→ **Stated goal**
Set down each line of the data below exactly as it stands, dropping the pictures.

***

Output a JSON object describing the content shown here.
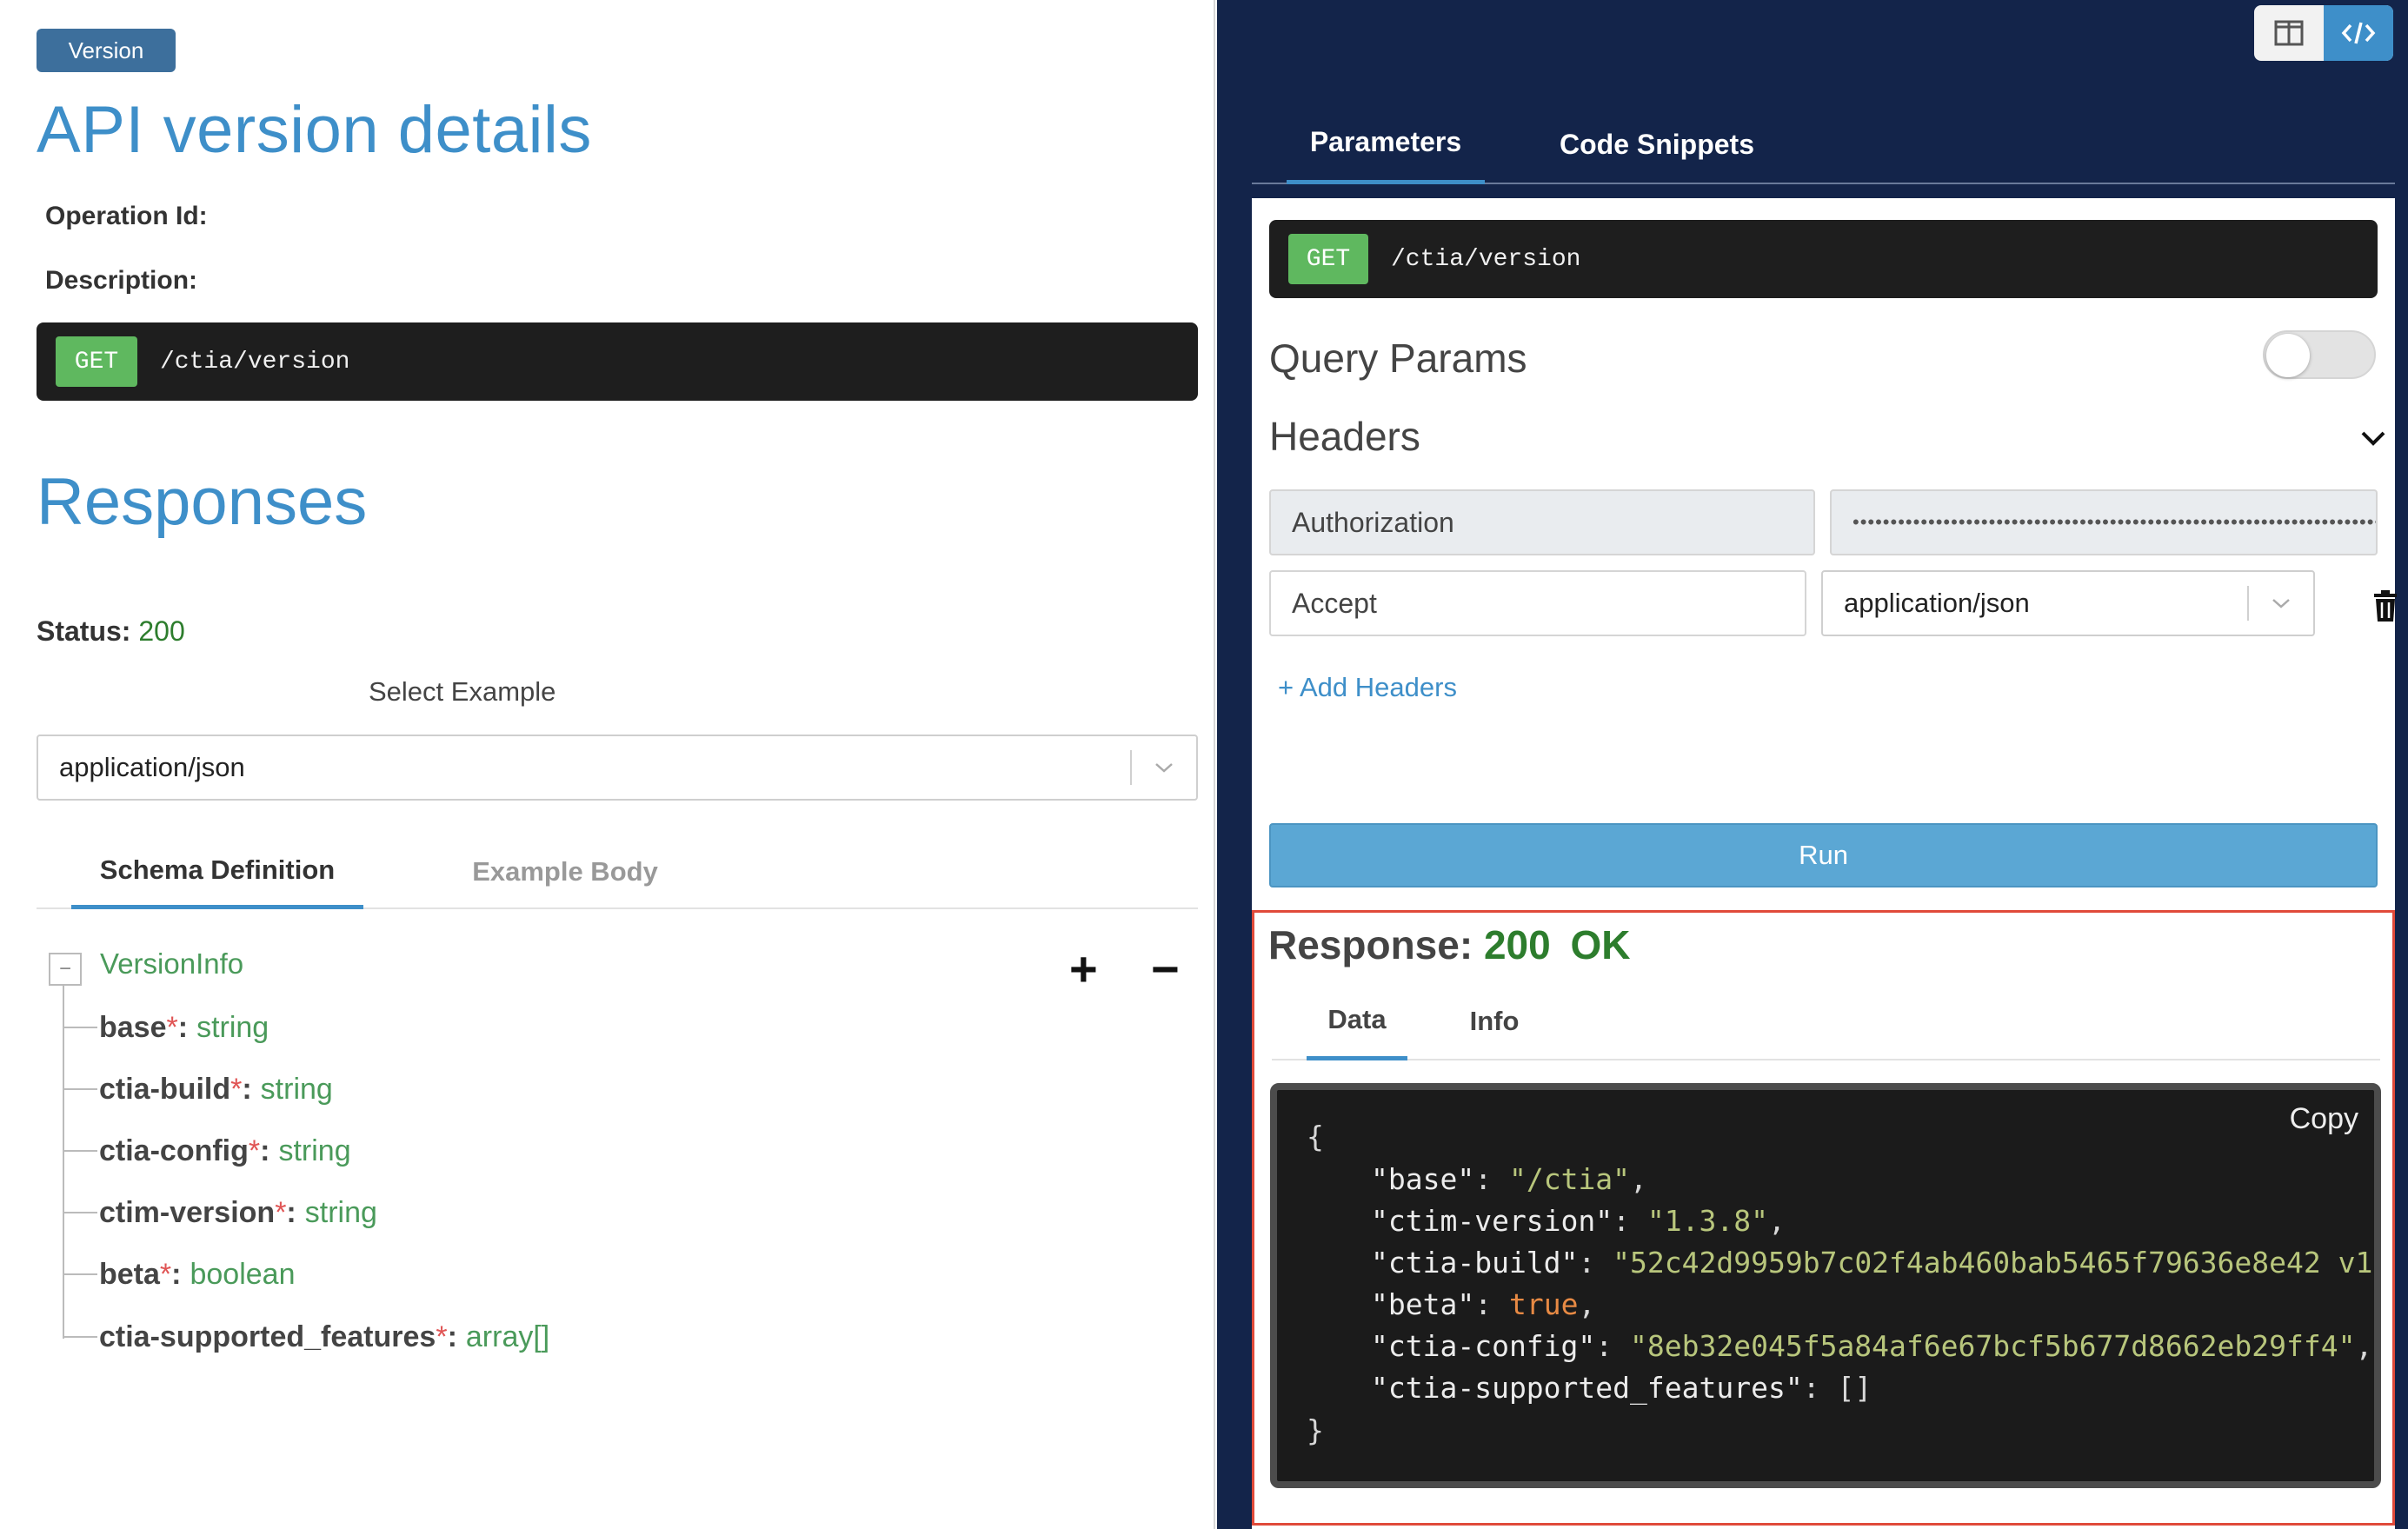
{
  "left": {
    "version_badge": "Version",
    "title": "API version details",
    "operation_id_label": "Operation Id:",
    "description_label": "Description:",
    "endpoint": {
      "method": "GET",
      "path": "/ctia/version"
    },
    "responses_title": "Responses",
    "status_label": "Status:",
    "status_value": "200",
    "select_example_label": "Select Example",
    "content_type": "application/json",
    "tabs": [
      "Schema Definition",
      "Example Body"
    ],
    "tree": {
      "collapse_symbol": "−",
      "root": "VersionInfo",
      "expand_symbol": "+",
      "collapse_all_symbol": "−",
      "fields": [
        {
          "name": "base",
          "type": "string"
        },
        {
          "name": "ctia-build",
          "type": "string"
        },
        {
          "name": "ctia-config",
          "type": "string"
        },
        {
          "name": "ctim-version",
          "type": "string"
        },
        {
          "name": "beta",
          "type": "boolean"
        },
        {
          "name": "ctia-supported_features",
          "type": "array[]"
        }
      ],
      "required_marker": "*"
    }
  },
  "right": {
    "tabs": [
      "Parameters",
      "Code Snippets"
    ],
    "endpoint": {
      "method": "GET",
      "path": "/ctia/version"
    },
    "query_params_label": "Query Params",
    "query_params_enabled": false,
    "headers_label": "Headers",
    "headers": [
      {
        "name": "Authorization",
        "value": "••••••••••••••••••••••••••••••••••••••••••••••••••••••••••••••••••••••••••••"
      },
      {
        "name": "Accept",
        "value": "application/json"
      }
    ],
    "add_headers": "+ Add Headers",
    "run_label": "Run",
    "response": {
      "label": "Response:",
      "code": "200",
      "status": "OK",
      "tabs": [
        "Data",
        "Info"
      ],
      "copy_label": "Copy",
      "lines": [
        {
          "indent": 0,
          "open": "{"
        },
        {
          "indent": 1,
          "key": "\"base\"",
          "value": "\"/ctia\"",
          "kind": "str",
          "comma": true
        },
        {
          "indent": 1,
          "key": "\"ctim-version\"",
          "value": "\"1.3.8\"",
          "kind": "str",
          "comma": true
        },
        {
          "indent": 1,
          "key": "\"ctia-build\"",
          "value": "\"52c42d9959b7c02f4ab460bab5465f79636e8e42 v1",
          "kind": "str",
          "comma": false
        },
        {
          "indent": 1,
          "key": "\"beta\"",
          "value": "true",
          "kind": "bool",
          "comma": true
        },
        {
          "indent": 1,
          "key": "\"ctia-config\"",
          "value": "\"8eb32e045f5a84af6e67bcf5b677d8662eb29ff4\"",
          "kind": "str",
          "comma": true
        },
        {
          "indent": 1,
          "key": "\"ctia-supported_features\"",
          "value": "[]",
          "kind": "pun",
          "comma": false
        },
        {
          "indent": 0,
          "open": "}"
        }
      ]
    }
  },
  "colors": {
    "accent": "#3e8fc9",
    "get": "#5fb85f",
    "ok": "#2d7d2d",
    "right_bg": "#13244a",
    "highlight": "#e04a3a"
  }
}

***

→ **Result**
Output a JSON object describing the content shown here.
{
  "left": {
    "version_badge": "Version",
    "title": "API version details",
    "operation_id_label": "Operation Id:",
    "description_label": "Description:",
    "endpoint": {
      "method": "GET",
      "path": "/ctia/version"
    },
    "responses_title": "Responses",
    "status_label": "Status:",
    "status_value": "200",
    "select_example_label": "Select Example",
    "content_type": "application/json",
    "tabs": [
      "Schema Definition",
      "Example Body"
    ],
    "tree": {
      "collapse_symbol": "−",
      "root": "VersionInfo",
      "expand_symbol": "+",
      "collapse_all_symbol": "−",
      "fields": [
        {
          "name": "base",
          "type": "string"
        },
        {
          "name": "ctia-build",
          "type": "string"
        },
        {
          "name": "ctia-config",
          "type": "string"
        },
        {
          "name": "ctim-version",
          "type": "string"
        },
        {
          "name": "beta",
          "type": "boolean"
        },
        {
          "name": "ctia-supported_features",
          "type": "array[]"
        }
      ],
      "required_marker": "*"
    }
  },
  "right": {
    "tabs": [
      "Parameters",
      "Code Snippets"
    ],
    "endpoint": {
      "method": "GET",
      "path": "/ctia/version"
    },
    "query_params_label": "Query Params",
    "query_params_enabled": false,
    "headers_label": "Headers",
    "headers": [
      {
        "name": "Authorization",
        "value": "••••••••••••••••••••••••••••••••••••••••••••••••••••••••••••••••••••••••••••"
      },
      {
        "name": "Accept",
        "value": "application/json"
      }
    ],
    "add_headers": "+ Add Headers",
    "run_label": "Run",
    "response": {
      "label": "Response:",
      "code": "200",
      "status": "OK",
      "tabs": [
        "Data",
        "Info"
      ],
      "copy_label": "Copy",
      "lines": [
        {
          "indent": 0,
          "open": "{"
        },
        {
          "indent": 1,
          "key": "\"base\"",
          "value": "\"/ctia\"",
          "kind": "str",
          "comma": true
        },
        {
          "indent": 1,
          "key": "\"ctim-version\"",
          "value": "\"1.3.8\"",
          "kind": "str",
          "comma": true
        },
        {
          "indent": 1,
          "key": "\"ctia-build\"",
          "value": "\"52c42d9959b7c02f4ab460bab5465f79636e8e42 v1",
          "kind": "str",
          "comma": false
        },
        {
          "indent": 1,
          "key": "\"beta\"",
          "value": "true",
          "kind": "bool",
          "comma": true
        },
        {
          "indent": 1,
          "key": "\"ctia-config\"",
          "value": "\"8eb32e045f5a84af6e67bcf5b677d8662eb29ff4\"",
          "kind": "str",
          "comma": true
        },
        {
          "indent": 1,
          "key": "\"ctia-supported_features\"",
          "value": "[]",
          "kind": "pun",
          "comma": false
        },
        {
          "indent": 0,
          "open": "}"
        }
      ]
    }
  },
  "colors": {
    "accent": "#3e8fc9",
    "get": "#5fb85f",
    "ok": "#2d7d2d",
    "right_bg": "#13244a",
    "highlight": "#e04a3a"
  }
}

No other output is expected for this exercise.